■ WHAT YOU NEED TO DO:
Give all the lines below again, exactly, with no pictures.

■ LISTED ENTRIES:
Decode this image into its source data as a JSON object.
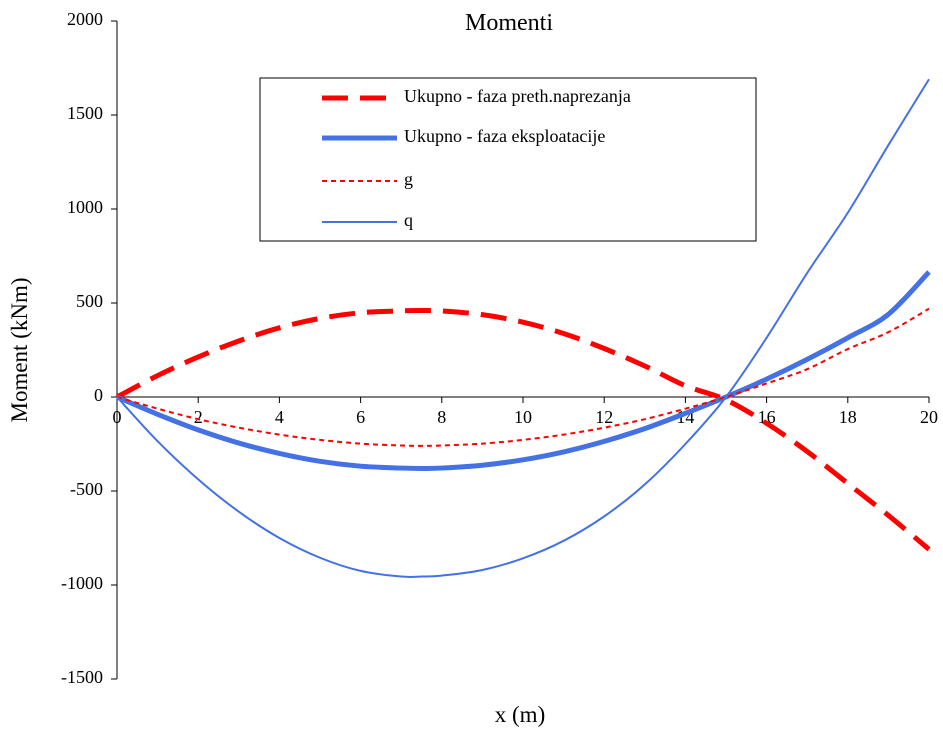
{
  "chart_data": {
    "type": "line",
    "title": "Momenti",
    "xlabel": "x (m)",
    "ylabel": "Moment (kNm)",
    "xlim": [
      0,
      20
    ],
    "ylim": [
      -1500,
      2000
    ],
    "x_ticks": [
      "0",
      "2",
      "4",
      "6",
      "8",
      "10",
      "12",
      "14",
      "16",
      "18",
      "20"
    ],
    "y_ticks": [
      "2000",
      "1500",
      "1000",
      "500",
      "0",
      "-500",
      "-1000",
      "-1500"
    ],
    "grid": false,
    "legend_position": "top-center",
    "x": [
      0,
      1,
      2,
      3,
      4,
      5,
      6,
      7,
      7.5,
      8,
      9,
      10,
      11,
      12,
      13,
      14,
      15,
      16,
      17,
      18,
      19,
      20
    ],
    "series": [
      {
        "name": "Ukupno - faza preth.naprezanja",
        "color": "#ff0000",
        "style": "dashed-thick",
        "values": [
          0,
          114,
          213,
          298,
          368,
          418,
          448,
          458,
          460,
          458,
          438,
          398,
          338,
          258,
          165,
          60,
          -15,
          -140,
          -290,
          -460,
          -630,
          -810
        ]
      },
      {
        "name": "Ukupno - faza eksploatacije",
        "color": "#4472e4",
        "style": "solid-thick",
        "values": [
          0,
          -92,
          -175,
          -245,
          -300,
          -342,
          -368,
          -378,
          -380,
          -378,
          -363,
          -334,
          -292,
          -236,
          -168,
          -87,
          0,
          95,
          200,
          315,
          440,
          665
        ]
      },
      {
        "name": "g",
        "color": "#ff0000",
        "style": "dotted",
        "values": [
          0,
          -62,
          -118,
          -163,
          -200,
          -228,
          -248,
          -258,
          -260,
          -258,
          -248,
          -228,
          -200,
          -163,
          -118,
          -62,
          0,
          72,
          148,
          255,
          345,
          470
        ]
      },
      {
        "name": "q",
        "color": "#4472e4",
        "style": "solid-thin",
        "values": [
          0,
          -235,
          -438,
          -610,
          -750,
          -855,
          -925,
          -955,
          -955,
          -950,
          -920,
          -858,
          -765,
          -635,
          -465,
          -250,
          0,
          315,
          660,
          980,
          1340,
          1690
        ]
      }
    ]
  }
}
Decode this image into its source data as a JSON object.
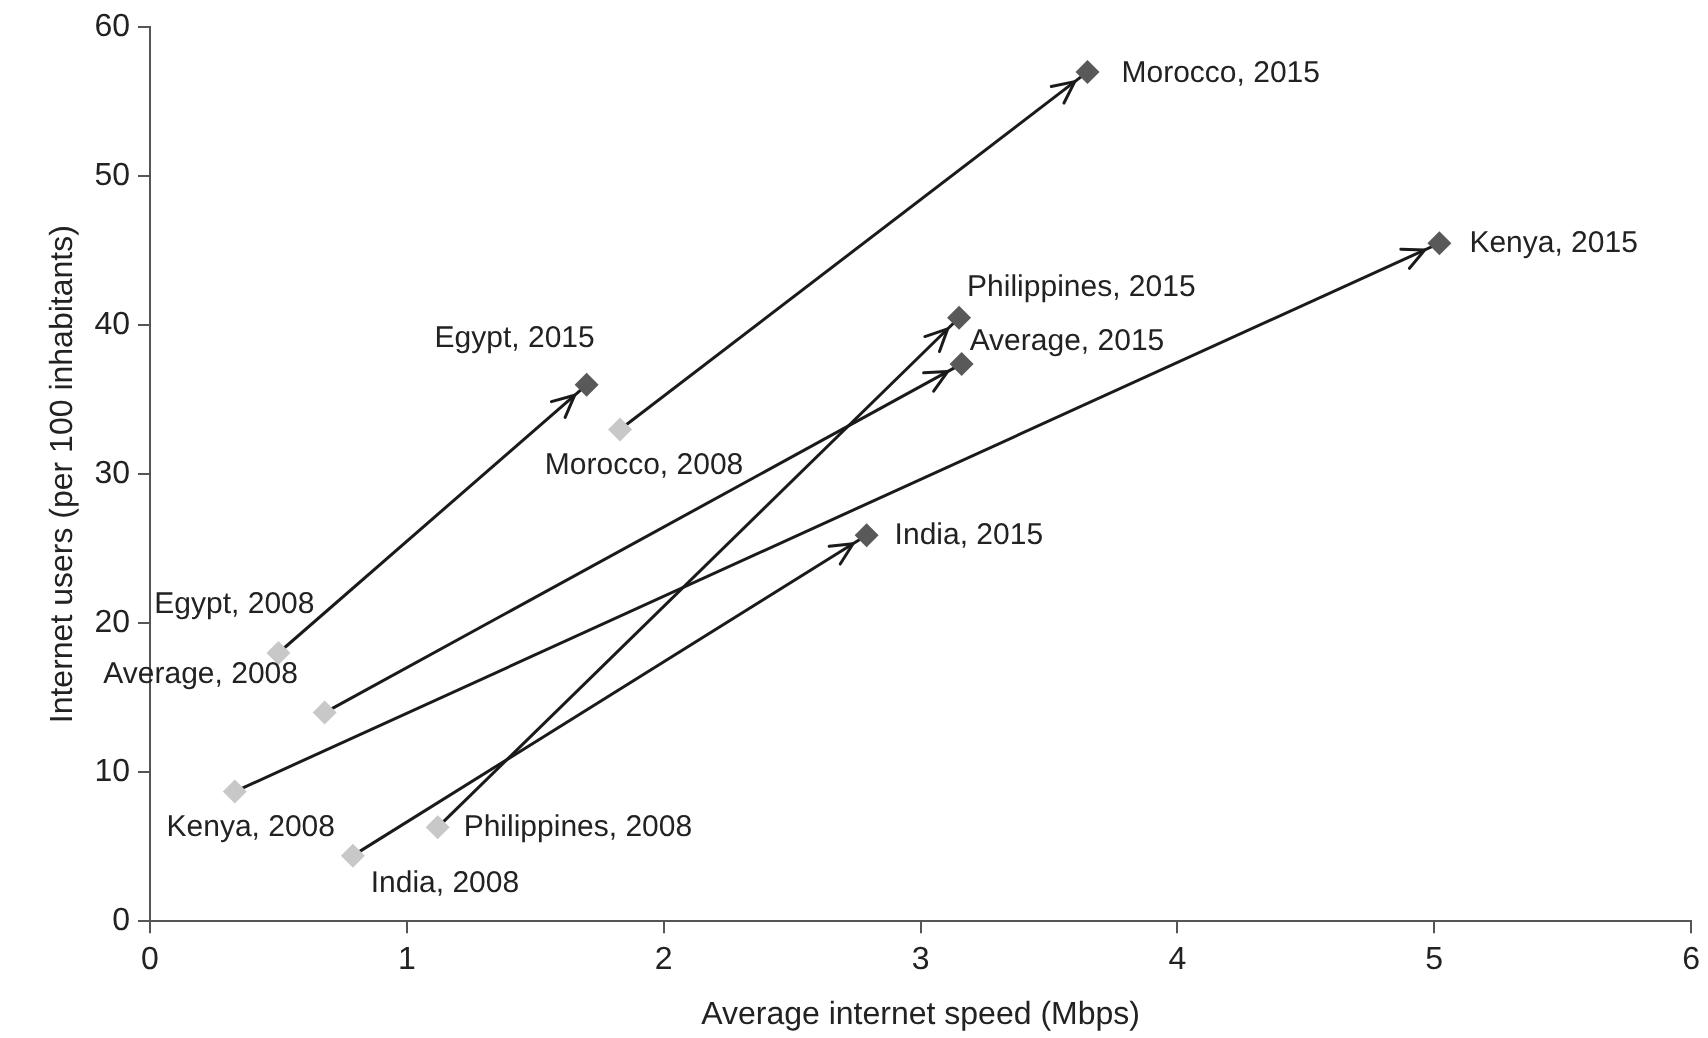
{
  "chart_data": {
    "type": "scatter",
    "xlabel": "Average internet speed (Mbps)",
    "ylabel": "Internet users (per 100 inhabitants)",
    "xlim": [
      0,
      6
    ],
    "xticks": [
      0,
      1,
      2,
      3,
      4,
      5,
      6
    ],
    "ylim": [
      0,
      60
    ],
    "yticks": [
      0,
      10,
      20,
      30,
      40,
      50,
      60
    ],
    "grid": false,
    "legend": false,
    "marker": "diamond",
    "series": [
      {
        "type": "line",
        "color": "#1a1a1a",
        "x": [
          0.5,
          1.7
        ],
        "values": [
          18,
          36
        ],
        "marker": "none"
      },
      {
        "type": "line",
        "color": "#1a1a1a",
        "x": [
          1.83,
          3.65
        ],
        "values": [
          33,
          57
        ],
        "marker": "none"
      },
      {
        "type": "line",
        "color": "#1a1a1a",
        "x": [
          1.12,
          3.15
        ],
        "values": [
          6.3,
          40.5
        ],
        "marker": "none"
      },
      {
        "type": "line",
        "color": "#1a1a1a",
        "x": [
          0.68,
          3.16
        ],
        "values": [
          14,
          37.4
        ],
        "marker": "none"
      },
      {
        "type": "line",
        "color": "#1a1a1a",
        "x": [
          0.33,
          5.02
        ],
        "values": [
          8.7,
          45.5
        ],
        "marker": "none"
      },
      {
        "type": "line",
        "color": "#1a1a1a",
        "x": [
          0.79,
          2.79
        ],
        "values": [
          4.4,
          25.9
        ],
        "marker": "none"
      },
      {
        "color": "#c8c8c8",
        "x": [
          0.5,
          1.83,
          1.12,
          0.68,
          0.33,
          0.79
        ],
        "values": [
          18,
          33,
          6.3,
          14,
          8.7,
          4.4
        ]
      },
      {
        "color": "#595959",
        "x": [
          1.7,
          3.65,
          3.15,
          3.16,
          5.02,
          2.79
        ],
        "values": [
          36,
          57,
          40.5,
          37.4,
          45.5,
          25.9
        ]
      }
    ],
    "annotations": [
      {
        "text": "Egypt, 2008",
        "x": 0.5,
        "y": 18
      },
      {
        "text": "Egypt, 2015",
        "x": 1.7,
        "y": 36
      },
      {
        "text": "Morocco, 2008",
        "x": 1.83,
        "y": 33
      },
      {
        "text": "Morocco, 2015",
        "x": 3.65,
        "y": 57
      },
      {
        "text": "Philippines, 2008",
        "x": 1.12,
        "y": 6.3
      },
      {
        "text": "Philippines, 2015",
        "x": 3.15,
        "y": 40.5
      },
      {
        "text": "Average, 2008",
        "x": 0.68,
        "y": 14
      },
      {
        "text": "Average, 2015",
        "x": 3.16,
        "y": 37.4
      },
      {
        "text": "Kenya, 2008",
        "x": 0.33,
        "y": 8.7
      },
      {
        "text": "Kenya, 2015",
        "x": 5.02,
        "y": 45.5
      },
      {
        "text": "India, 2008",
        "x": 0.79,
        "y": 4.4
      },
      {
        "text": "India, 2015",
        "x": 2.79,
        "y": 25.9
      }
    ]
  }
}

■ EXPECTED ANSWER:
Decode this image into its source data as a JSON object.
{
  "chart_data": {
    "type": "line",
    "title": "Momenti",
    "xlabel": "x (m)",
    "ylabel": "Moment (kNm)",
    "xlim": [
      0,
      20
    ],
    "ylim": [
      -1500,
      2000
    ],
    "x_ticks": [
      "0",
      "2",
      "4",
      "6",
      "8",
      "10",
      "12",
      "14",
      "16",
      "18",
      "20"
    ],
    "y_ticks": [
      "2000",
      "1500",
      "1000",
      "500",
      "0",
      "-500",
      "-1000",
      "-1500"
    ],
    "grid": false,
    "legend_position": "top-center",
    "x": [
      0,
      1,
      2,
      3,
      4,
      5,
      6,
      7,
      7.5,
      8,
      9,
      10,
      11,
      12,
      13,
      14,
      15,
      16,
      17,
      18,
      19,
      20
    ],
    "series": [
      {
        "name": "Ukupno - faza preth.naprezanja",
        "color": "#ff0000",
        "style": "dashed-thick",
        "values": [
          0,
          114,
          213,
          298,
          368,
          418,
          448,
          458,
          460,
          458,
          438,
          398,
          338,
          258,
          165,
          60,
          -15,
          -140,
          -290,
          -460,
          -630,
          -810
        ]
      },
      {
        "name": "Ukupno - faza eksploatacije",
        "color": "#4472e4",
        "style": "solid-thick",
        "values": [
          0,
          -92,
          -175,
          -245,
          -300,
          -342,
          -368,
          -378,
          -380,
          -378,
          -363,
          -334,
          -292,
          -236,
          -168,
          -87,
          0,
          95,
          200,
          315,
          440,
          665
        ]
      },
      {
        "name": "g",
        "color": "#ff0000",
        "style": "dotted",
        "values": [
          0,
          -62,
          -118,
          -163,
          -200,
          -228,
          -248,
          -258,
          -260,
          -258,
          -248,
          -228,
          -200,
          -163,
          -118,
          -62,
          0,
          72,
          148,
          255,
          345,
          470
        ]
      },
      {
        "name": "q",
        "color": "#4472e4",
        "style": "solid-thin",
        "values": [
          0,
          -235,
          -438,
          -610,
          -750,
          -855,
          -925,
          -955,
          -955,
          -950,
          -920,
          -858,
          -765,
          -635,
          -465,
          -250,
          0,
          315,
          660,
          980,
          1340,
          1690
        ]
      }
    ]
  }
}
Decode this image into its source data as a JSON object.
{
  "chart_data": {
    "type": "scatter",
    "xlabel": "Average internet speed (Mbps)",
    "ylabel": "Internet users (per 100 inhabitants)",
    "xlim": [
      0,
      6
    ],
    "xticks": [
      0,
      1,
      2,
      3,
      4,
      5,
      6
    ],
    "ylim": [
      0,
      60
    ],
    "yticks": [
      0,
      10,
      20,
      30,
      40,
      50,
      60
    ],
    "grid": false,
    "legend": false,
    "marker": "diamond",
    "series": [
      {
        "type": "line",
        "color": "#1a1a1a",
        "x": [
          0.5,
          1.7
        ],
        "values": [
          18,
          36
        ],
        "marker": "none"
      },
      {
        "type": "line",
        "color": "#1a1a1a",
        "x": [
          1.83,
          3.65
        ],
        "values": [
          33,
          57
        ],
        "marker": "none"
      },
      {
        "type": "line",
        "color": "#1a1a1a",
        "x": [
          1.12,
          3.15
        ],
        "values": [
          6.3,
          40.5
        ],
        "marker": "none"
      },
      {
        "type": "line",
        "color": "#1a1a1a",
        "x": [
          0.68,
          3.16
        ],
        "values": [
          14,
          37.4
        ],
        "marker": "none"
      },
      {
        "type": "line",
        "color": "#1a1a1a",
        "x": [
          0.33,
          5.02
        ],
        "values": [
          8.7,
          45.5
        ],
        "marker": "none"
      },
      {
        "type": "line",
        "color": "#1a1a1a",
        "x": [
          0.79,
          2.79
        ],
        "values": [
          4.4,
          25.9
        ],
        "marker": "none"
      },
      {
        "color": "#c8c8c8",
        "x": [
          0.5,
          1.83,
          1.12,
          0.68,
          0.33,
          0.79
        ],
        "values": [
          18,
          33,
          6.3,
          14,
          8.7,
          4.4
        ]
      },
      {
        "color": "#595959",
        "x": [
          1.7,
          3.65,
          3.15,
          3.16,
          5.02,
          2.79
        ],
        "values": [
          36,
          57,
          40.5,
          37.4,
          45.5,
          25.9
        ]
      }
    ],
    "annotations": [
      {
        "text": "Egypt, 2008",
        "x": 0.5,
        "y": 18
      },
      {
        "text": "Egypt, 2015",
        "x": 1.7,
        "y": 36
      },
      {
        "text": "Morocco, 2008",
        "x": 1.83,
        "y": 33
      },
      {
        "text": "Morocco, 2015",
        "x": 3.65,
        "y": 57
      },
      {
        "text": "Philippines, 2008",
        "x": 1.12,
        "y": 6.3
      },
      {
        "text": "Philippines, 2015",
        "x": 3.15,
        "y": 40.5
      },
      {
        "text": "Average, 2008",
        "x": 0.68,
        "y": 14
      },
      {
        "text": "Average, 2015",
        "x": 3.16,
        "y": 37.4
      },
      {
        "text": "Kenya, 2008",
        "x": 0.33,
        "y": 8.7
      },
      {
        "text": "Kenya, 2015",
        "x": 5.02,
        "y": 45.5
      },
      {
        "text": "India, 2008",
        "x": 0.79,
        "y": 4.4
      },
      {
        "text": "India, 2015",
        "x": 2.79,
        "y": 25.9
      }
    ]
  }
}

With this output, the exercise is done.